§ TO DO
According to the article on PwC's Open Mind programme, when was the programme launched?

§ EXCERPT PROVIDED
──────────────────────────────
It Doesn’t Matter if You’re Black:
Unconscious Bias and Open-Mindedness at PwC
PricewaterhouseCoopers describes itself as one of the world’s ‘leading professional services networks’, helping organisations and individuals create value by delivering quality in assurance, tax and advisory services. In order to facilitate this, the network’s member firm in the United Kingdom has adopted an increasing emphasis on achieving diversity and inclusion in its workforce. Among the methods being used to establish a culture which assigns a positive virtue to difference is the operation of Open Mind, a ‘long term behavioural change programme’ which ‘aims to address the cultural barriers to diversity’ and ‘focuses on tackling the unconscious biases that limit our ability to build an inclusive workplace’.
Participation in the programme, launched in March 2011, is mandatory. In other words, ‘PwC’s board felt the unconscious bias training was so important that they made it mandatory for all employees, the first time they had done so for non-regulatory training. Failure to complete a mandatory course can result in disciplinary action.
One would have thought that anyone with a cursory knowledge of 20th-century history would be aware that compulsory thought-realignment programmes created using ‘techniques drawn from neuroscience and positive psychology’ have more traditionally been deployed not for the cultivation of open-mindedness, critical thinking and personal integrity, but for their elimination.
A prominent figure in the drive towards behavioural change at PwC UK and throughout the British workplace in general is Andy Woodfield. Mr Woodfield is the primary contact for PwC’s business network for Gays, Lesbians and Everyone Else and PwC Partner Sponsor for the network. He was also chosen as Stonewall Senior Champion of the Year 2014 for his crucial work ‘in transforming organisational culture and furthering equality for lesbian, gay and bisexual staff.’ A member of the Judging Panel at the forthcoming British LGBT Awards 2015, amongst his other achievements he lists taking 39th position in the 2014 World Pride Power List, 84th position in the Independent on Sunday 2013 Pink list, 85th position in the World Pride Power List 2013, 83rd position in the Financial Times 2014 Executive Diversity Top 100 List and being placed Number 6 in the Out at Work top 50 list of LGBT executives.
In short, Mr Woodfield is a highly placed and influential individual playing a key role in transforming organisational culture and furthering equality for lesbian, gay and bisexual people. As a senior figure within PwC UK, it is of course axiomatic that he gives his unqualified support to the Open Mind educational programme for long-term behavioural change to eliminate unconscious bias.
In an interview he has made available online, Mr Woodfield gives details of his journey as a Partner at PwC UK. His narrative focuses mainly on a time when as a development exercise he was seconded to work with a drugs charity in Glasgow. At the outset he had many options about the organisation he would be seconded to and the location of his secondment. In the film he explains why he chose Glasgow: ‘I chose Glasgow, because I knew Glasgow’s a particularly rough, can be a particularly rough area’.
──────────────────────────────
(Layout region records)
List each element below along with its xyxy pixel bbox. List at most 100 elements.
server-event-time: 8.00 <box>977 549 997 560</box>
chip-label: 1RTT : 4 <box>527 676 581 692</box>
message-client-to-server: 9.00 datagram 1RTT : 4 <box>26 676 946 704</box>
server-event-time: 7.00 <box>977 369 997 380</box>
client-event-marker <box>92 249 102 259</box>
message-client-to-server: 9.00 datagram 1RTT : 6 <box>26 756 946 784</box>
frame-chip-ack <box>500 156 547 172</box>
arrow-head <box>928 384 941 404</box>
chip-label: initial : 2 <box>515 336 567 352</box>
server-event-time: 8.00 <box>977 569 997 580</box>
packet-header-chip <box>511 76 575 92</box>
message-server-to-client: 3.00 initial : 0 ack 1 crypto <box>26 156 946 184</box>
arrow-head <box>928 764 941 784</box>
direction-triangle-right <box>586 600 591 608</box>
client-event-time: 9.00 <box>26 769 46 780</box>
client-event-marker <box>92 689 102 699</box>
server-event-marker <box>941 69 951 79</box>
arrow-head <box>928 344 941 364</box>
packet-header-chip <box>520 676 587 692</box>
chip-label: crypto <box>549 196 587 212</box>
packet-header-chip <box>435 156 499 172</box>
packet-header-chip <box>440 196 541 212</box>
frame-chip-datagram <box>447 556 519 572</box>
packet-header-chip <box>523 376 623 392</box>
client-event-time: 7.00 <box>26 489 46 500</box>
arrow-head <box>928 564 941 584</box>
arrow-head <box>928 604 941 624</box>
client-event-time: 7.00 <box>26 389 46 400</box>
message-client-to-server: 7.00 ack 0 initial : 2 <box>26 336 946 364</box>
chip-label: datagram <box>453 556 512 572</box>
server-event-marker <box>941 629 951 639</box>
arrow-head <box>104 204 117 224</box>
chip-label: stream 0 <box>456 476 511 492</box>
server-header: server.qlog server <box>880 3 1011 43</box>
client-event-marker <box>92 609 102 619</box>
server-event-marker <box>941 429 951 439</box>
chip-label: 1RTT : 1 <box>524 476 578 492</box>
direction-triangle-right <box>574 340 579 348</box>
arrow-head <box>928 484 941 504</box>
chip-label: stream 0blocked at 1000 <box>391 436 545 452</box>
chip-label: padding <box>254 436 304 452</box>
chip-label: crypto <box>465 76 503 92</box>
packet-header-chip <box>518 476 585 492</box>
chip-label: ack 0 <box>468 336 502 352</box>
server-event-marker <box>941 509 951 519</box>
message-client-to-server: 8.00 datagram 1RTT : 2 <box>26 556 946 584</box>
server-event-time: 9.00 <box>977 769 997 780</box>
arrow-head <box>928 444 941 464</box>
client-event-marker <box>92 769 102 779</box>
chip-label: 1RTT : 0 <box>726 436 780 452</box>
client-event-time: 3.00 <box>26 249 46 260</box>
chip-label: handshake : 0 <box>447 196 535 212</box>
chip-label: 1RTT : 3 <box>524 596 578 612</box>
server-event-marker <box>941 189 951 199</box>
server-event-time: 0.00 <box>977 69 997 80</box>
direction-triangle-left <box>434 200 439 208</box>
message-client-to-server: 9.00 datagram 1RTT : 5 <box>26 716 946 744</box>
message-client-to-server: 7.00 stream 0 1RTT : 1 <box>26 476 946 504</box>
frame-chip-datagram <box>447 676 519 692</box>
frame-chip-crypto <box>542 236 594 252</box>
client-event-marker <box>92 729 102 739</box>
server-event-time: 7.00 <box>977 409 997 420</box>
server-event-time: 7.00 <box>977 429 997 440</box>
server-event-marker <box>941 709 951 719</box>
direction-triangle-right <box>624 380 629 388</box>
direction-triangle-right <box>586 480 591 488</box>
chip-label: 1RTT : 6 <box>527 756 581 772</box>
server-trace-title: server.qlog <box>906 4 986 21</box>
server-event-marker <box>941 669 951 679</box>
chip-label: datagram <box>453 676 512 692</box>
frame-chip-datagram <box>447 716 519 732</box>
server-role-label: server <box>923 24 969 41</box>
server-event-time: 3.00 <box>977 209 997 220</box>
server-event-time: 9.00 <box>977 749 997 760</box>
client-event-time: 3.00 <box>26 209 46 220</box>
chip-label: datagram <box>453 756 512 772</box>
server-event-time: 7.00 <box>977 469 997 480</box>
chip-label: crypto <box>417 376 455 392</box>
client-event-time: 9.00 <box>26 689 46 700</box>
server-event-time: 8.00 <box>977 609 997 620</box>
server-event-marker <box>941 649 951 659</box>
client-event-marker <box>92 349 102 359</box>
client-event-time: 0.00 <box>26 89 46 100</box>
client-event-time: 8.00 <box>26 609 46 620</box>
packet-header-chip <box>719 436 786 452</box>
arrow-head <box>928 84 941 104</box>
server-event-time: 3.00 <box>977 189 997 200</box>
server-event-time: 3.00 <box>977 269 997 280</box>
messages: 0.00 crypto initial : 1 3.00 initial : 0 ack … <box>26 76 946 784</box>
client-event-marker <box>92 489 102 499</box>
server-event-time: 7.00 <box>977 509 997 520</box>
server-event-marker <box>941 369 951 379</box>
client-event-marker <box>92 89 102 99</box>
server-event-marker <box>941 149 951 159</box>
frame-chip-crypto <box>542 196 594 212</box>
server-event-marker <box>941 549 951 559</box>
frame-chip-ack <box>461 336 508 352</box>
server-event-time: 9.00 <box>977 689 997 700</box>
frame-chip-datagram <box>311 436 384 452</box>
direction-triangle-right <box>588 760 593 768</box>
──────────────────────────────
§ ANSWER FOR THE TASK
March 2011.